_BRIEF_
All entries are to be quoted exactly; the images stay out of the copy.

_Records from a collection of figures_
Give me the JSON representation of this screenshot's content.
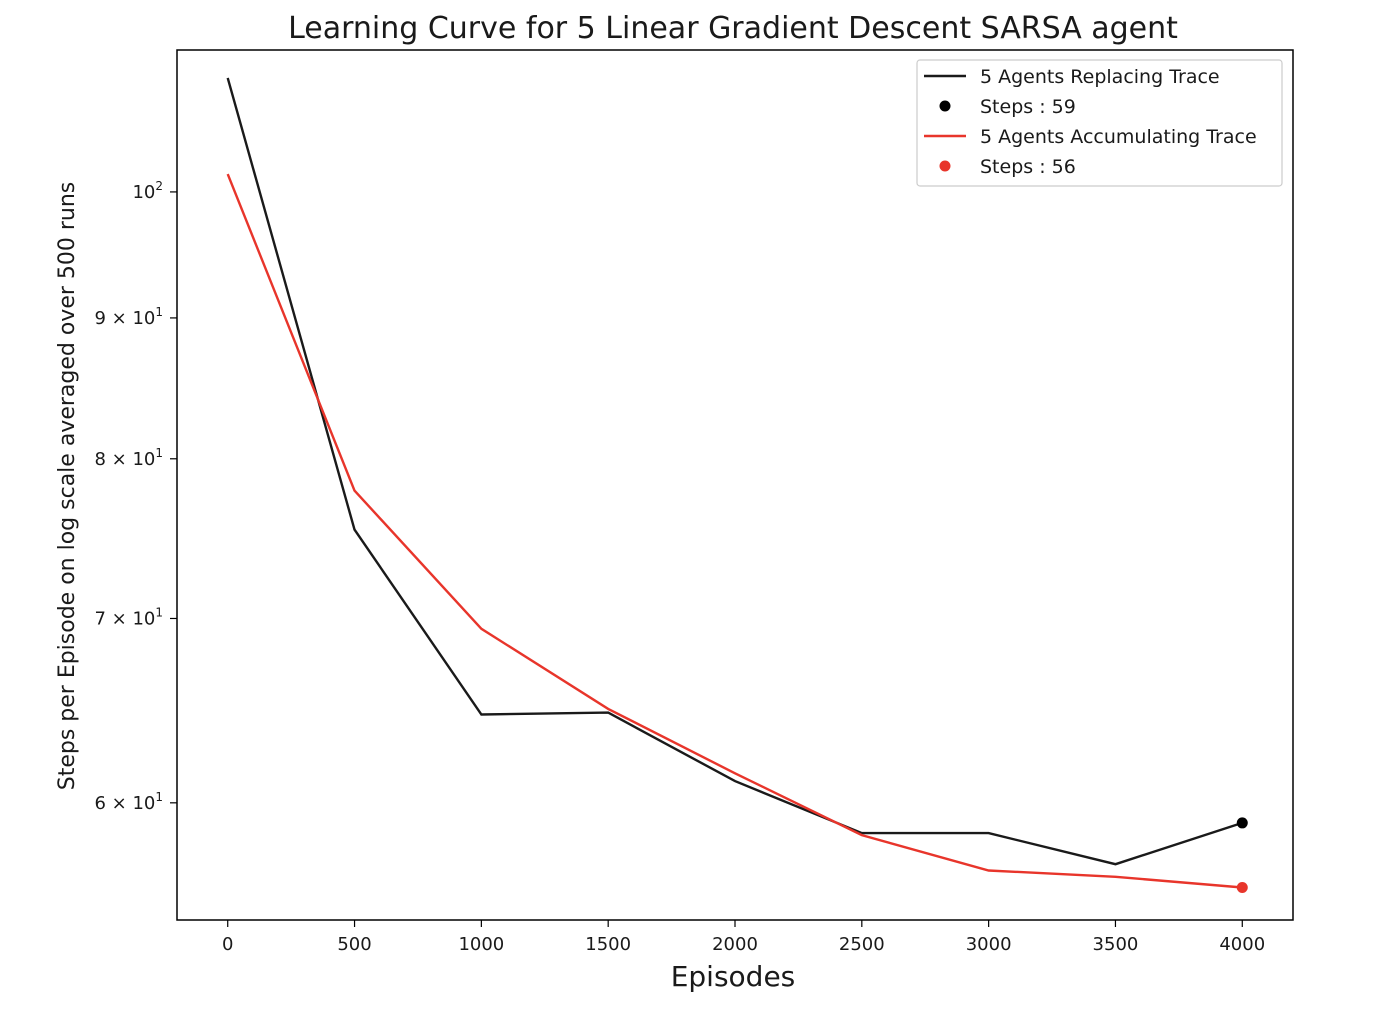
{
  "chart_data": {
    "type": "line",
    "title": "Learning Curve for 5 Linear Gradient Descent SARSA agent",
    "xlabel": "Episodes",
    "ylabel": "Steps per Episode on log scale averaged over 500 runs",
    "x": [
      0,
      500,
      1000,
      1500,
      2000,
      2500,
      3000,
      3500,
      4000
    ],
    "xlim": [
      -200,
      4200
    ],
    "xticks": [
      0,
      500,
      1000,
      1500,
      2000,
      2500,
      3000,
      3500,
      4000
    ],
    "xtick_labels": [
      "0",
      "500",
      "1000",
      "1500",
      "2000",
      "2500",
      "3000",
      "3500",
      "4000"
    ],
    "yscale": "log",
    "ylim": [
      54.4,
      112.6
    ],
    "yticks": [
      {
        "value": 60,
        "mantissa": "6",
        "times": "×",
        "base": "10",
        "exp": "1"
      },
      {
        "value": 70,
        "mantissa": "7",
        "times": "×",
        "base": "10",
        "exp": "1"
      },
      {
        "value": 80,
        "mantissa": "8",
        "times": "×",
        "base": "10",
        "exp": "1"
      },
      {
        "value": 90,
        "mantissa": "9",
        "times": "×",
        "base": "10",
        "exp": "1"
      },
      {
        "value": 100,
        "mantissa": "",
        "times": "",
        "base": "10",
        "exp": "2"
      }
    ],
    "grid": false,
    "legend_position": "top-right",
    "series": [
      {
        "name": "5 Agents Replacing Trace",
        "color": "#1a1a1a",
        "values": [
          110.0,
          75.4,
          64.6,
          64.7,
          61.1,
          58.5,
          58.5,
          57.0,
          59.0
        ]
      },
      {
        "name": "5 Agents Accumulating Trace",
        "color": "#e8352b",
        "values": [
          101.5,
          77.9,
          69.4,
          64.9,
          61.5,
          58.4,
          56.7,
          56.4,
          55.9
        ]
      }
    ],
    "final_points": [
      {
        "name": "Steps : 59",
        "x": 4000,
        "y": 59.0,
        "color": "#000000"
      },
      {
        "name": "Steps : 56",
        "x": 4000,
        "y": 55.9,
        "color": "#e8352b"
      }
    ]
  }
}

_WRITTEN SOLUTION_
Give me the JSON representation of this screenshot's content.
{
  "chart_data": {
    "type": "line",
    "title": "Learning Curve for 5 Linear Gradient Descent SARSA agent",
    "xlabel": "Episodes",
    "ylabel": "Steps per Episode on log scale averaged over 500 runs",
    "x": [
      0,
      500,
      1000,
      1500,
      2000,
      2500,
      3000,
      3500,
      4000
    ],
    "xlim": [
      -200,
      4200
    ],
    "xticks": [
      0,
      500,
      1000,
      1500,
      2000,
      2500,
      3000,
      3500,
      4000
    ],
    "xtick_labels": [
      "0",
      "500",
      "1000",
      "1500",
      "2000",
      "2500",
      "3000",
      "3500",
      "4000"
    ],
    "yscale": "log",
    "ylim": [
      54.4,
      112.6
    ],
    "yticks": [
      {
        "value": 60,
        "mantissa": "6",
        "times": "×",
        "base": "10",
        "exp": "1"
      },
      {
        "value": 70,
        "mantissa": "7",
        "times": "×",
        "base": "10",
        "exp": "1"
      },
      {
        "value": 80,
        "mantissa": "8",
        "times": "×",
        "base": "10",
        "exp": "1"
      },
      {
        "value": 90,
        "mantissa": "9",
        "times": "×",
        "base": "10",
        "exp": "1"
      },
      {
        "value": 100,
        "mantissa": "",
        "times": "",
        "base": "10",
        "exp": "2"
      }
    ],
    "grid": false,
    "legend_position": "top-right",
    "series": [
      {
        "name": "5 Agents Replacing Trace",
        "color": "#1a1a1a",
        "values": [
          110.0,
          75.4,
          64.6,
          64.7,
          61.1,
          58.5,
          58.5,
          57.0,
          59.0
        ]
      },
      {
        "name": "5 Agents Accumulating Trace",
        "color": "#e8352b",
        "values": [
          101.5,
          77.9,
          69.4,
          64.9,
          61.5,
          58.4,
          56.7,
          56.4,
          55.9
        ]
      }
    ],
    "final_points": [
      {
        "name": "Steps : 59",
        "x": 4000,
        "y": 59.0,
        "color": "#000000"
      },
      {
        "name": "Steps : 56",
        "x": 4000,
        "y": 55.9,
        "color": "#e8352b"
      }
    ]
  }
}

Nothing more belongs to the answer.